* Begin INPUT FOR THIS TASK *

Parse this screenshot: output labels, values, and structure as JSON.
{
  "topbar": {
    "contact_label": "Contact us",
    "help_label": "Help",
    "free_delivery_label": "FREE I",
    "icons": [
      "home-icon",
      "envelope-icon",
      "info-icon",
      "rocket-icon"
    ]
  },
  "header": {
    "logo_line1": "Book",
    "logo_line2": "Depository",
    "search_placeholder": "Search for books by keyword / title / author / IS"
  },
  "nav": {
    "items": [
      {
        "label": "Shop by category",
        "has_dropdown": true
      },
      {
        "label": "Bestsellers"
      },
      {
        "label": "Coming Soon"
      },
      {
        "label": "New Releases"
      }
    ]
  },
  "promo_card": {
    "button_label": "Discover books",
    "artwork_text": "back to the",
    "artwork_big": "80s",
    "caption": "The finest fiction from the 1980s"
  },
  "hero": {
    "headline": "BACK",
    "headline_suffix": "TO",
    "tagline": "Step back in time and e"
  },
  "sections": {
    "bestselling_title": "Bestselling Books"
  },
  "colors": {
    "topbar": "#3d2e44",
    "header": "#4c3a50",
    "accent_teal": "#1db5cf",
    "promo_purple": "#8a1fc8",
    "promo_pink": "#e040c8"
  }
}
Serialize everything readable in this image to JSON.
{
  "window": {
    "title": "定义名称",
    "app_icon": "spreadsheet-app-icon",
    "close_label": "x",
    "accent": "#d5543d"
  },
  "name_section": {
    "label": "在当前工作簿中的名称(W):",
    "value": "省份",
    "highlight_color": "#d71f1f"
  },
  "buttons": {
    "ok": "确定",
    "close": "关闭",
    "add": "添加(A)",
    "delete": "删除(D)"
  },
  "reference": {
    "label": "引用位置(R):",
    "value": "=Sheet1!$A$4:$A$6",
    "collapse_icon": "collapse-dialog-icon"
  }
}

* End INPUT FOR THIS TASK *

▶ _GIVEN EXERCISE_
Reproduce the records above exactly, starting with the line that contains "Serialize everything readable" and ending with the last line.

▶ _SOLUTION TO THIS PROBLEM_
Serialize everything readable in this image to JSON.
{
  "window": {
    "title": "定义名称",
    "app_icon": "spreadsheet-app-icon",
    "close_label": "x",
    "accent": "#d5543d"
  },
  "name_section": {
    "label": "在当前工作簿中的名称(W):",
    "value": "省份",
    "highlight_color": "#d71f1f"
  },
  "buttons": {
    "ok": "确定",
    "close": "关闭",
    "add": "添加(A)",
    "delete": "删除(D)"
  },
  "reference": {
    "label": "引用位置(R):",
    "value": "=Sheet1!$A$4:$A$6",
    "collapse_icon": "collapse-dialog-icon"
  }
}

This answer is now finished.